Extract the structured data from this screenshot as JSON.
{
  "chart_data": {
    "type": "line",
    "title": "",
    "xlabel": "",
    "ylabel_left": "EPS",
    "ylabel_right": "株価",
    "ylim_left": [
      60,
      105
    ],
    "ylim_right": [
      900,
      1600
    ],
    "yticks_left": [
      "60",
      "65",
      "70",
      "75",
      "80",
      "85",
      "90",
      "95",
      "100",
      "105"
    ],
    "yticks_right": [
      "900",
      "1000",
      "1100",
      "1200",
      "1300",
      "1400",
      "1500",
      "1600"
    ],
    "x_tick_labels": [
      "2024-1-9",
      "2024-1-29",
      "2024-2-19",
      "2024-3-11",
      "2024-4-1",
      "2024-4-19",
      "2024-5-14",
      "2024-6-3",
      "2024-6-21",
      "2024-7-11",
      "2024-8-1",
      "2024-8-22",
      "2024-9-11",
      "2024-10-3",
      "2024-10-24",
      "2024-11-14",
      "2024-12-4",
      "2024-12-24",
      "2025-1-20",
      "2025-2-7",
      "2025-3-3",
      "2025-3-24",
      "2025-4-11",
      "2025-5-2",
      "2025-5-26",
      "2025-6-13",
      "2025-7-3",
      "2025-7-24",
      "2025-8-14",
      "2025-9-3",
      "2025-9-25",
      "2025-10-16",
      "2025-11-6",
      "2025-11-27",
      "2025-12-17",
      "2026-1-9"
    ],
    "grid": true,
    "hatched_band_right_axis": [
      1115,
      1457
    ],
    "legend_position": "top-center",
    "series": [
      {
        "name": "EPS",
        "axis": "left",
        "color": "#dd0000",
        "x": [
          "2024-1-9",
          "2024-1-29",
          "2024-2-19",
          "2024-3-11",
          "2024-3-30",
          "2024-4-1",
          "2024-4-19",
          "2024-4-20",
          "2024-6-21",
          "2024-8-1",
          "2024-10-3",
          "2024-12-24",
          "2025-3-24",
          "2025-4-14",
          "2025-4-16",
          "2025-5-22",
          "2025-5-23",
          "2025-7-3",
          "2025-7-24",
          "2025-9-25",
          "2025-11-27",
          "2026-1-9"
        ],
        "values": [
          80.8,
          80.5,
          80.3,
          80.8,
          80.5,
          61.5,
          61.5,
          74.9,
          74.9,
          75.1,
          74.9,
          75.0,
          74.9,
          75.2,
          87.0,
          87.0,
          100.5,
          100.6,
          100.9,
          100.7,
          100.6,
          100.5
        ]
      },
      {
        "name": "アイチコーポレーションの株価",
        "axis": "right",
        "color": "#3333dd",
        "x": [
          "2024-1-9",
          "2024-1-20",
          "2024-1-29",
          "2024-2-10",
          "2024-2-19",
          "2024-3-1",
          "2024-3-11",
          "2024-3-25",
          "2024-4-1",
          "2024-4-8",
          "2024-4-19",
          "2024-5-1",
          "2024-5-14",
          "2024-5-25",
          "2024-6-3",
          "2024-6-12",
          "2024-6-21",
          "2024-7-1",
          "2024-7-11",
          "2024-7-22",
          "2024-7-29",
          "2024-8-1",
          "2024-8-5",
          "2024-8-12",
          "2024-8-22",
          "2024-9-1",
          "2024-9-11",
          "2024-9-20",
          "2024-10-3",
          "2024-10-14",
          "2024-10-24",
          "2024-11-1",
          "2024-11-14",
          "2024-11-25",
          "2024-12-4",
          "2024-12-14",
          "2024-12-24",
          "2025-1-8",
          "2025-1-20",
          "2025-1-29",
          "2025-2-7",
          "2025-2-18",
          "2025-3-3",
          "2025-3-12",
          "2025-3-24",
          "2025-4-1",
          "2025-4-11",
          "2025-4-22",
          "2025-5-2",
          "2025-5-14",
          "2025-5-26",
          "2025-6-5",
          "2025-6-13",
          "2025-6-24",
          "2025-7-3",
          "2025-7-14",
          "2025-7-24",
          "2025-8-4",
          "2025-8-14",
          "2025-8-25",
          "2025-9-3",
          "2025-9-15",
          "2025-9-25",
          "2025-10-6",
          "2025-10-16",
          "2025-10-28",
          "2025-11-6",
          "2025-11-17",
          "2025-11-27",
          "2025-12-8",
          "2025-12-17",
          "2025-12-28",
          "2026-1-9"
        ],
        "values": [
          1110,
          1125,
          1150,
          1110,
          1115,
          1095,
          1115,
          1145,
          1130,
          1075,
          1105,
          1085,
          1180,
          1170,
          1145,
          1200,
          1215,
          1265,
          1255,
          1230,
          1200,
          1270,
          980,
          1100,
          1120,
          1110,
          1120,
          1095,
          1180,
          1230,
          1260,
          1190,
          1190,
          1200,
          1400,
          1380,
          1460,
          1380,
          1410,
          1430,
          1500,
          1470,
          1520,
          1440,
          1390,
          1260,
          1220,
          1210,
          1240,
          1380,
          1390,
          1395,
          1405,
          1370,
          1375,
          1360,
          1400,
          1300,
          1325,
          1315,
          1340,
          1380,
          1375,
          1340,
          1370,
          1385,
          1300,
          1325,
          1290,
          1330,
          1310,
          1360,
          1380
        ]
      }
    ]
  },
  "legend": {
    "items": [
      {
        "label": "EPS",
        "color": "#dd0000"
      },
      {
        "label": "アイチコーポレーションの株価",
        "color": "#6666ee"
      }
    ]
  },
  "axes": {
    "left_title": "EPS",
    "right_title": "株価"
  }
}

• • • • •

Task directions: Restate all of the entries exactly, please.

Response:
Extract the structured data from this screenshot as JSON.
{
  "chart_data": {
    "type": "line",
    "title": "",
    "xlabel": "",
    "ylabel_left": "EPS",
    "ylabel_right": "株価",
    "ylim_left": [
      60,
      105
    ],
    "ylim_right": [
      900,
      1600
    ],
    "yticks_left": [
      "60",
      "65",
      "70",
      "75",
      "80",
      "85",
      "90",
      "95",
      "100",
      "105"
    ],
    "yticks_right": [
      "900",
      "1000",
      "1100",
      "1200",
      "1300",
      "1400",
      "1500",
      "1600"
    ],
    "x_tick_labels": [
      "2024-1-9",
      "2024-1-29",
      "2024-2-19",
      "2024-3-11",
      "2024-4-1",
      "2024-4-19",
      "2024-5-14",
      "2024-6-3",
      "2024-6-21",
      "2024-7-11",
      "2024-8-1",
      "2024-8-22",
      "2024-9-11",
      "2024-10-3",
      "2024-10-24",
      "2024-11-14",
      "2024-12-4",
      "2024-12-24",
      "2025-1-20",
      "2025-2-7",
      "2025-3-3",
      "2025-3-24",
      "2025-4-11",
      "2025-5-2",
      "2025-5-26",
      "2025-6-13",
      "2025-7-3",
      "2025-7-24",
      "2025-8-14",
      "2025-9-3",
      "2025-9-25",
      "2025-10-16",
      "2025-11-6",
      "2025-11-27",
      "2025-12-17",
      "2026-1-9"
    ],
    "grid": true,
    "hatched_band_right_axis": [
      1115,
      1457
    ],
    "legend_position": "top-center",
    "series": [
      {
        "name": "EPS",
        "axis": "left",
        "color": "#dd0000",
        "x": [
          "2024-1-9",
          "2024-1-29",
          "2024-2-19",
          "2024-3-11",
          "2024-3-30",
          "2024-4-1",
          "2024-4-19",
          "2024-4-20",
          "2024-6-21",
          "2024-8-1",
          "2024-10-3",
          "2024-12-24",
          "2025-3-24",
          "2025-4-14",
          "2025-4-16",
          "2025-5-22",
          "2025-5-23",
          "2025-7-3",
          "2025-7-24",
          "2025-9-25",
          "2025-11-27",
          "2026-1-9"
        ],
        "values": [
          80.8,
          80.5,
          80.3,
          80.8,
          80.5,
          61.5,
          61.5,
          74.9,
          74.9,
          75.1,
          74.9,
          75.0,
          74.9,
          75.2,
          87.0,
          87.0,
          100.5,
          100.6,
          100.9,
          100.7,
          100.6,
          100.5
        ]
      },
      {
        "name": "アイチコーポレーションの株価",
        "axis": "right",
        "color": "#3333dd",
        "x": [
          "2024-1-9",
          "2024-1-20",
          "2024-1-29",
          "2024-2-10",
          "2024-2-19",
          "2024-3-1",
          "2024-3-11",
          "2024-3-25",
          "2024-4-1",
          "2024-4-8",
          "2024-4-19",
          "2024-5-1",
          "2024-5-14",
          "2024-5-25",
          "2024-6-3",
          "2024-6-12",
          "2024-6-21",
          "2024-7-1",
          "2024-7-11",
          "2024-7-22",
          "2024-7-29",
          "2024-8-1",
          "2024-8-5",
          "2024-8-12",
          "2024-8-22",
          "2024-9-1",
          "2024-9-11",
          "2024-9-20",
          "2024-10-3",
          "2024-10-14",
          "2024-10-24",
          "2024-11-1",
          "2024-11-14",
          "2024-11-25",
          "2024-12-4",
          "2024-12-14",
          "2024-12-24",
          "2025-1-8",
          "2025-1-20",
          "2025-1-29",
          "2025-2-7",
          "2025-2-18",
          "2025-3-3",
          "2025-3-12",
          "2025-3-24",
          "2025-4-1",
          "2025-4-11",
          "2025-4-22",
          "2025-5-2",
          "2025-5-14",
          "2025-5-26",
          "2025-6-5",
          "2025-6-13",
          "2025-6-24",
          "2025-7-3",
          "2025-7-14",
          "2025-7-24",
          "2025-8-4",
          "2025-8-14",
          "2025-8-25",
          "2025-9-3",
          "2025-9-15",
          "2025-9-25",
          "2025-10-6",
          "2025-10-16",
          "2025-10-28",
          "2025-11-6",
          "2025-11-17",
          "2025-11-27",
          "2025-12-8",
          "2025-12-17",
          "2025-12-28",
          "2026-1-9"
        ],
        "values": [
          1110,
          1125,
          1150,
          1110,
          1115,
          1095,
          1115,
          1145,
          1130,
          1075,
          1105,
          1085,
          1180,
          1170,
          1145,
          1200,
          1215,
          1265,
          1255,
          1230,
          1200,
          1270,
          980,
          1100,
          1120,
          1110,
          1120,
          1095,
          1180,
          1230,
          1260,
          1190,
          1190,
          1200,
          1400,
          1380,
          1460,
          1380,
          1410,
          1430,
          1500,
          1470,
          1520,
          1440,
          1390,
          1260,
          1220,
          1210,
          1240,
          1380,
          1390,
          1395,
          1405,
          1370,
          1375,
          1360,
          1400,
          1300,
          1325,
          1315,
          1340,
          1380,
          1375,
          1340,
          1370,
          1385,
          1300,
          1325,
          1290,
          1330,
          1310,
          1360,
          1380
        ]
      }
    ]
  },
  "legend": {
    "items": [
      {
        "label": "EPS",
        "color": "#dd0000"
      },
      {
        "label": "アイチコーポレーションの株価",
        "color": "#6666ee"
      }
    ]
  },
  "axes": {
    "left_title": "EPS",
    "right_title": "株価"
  }
}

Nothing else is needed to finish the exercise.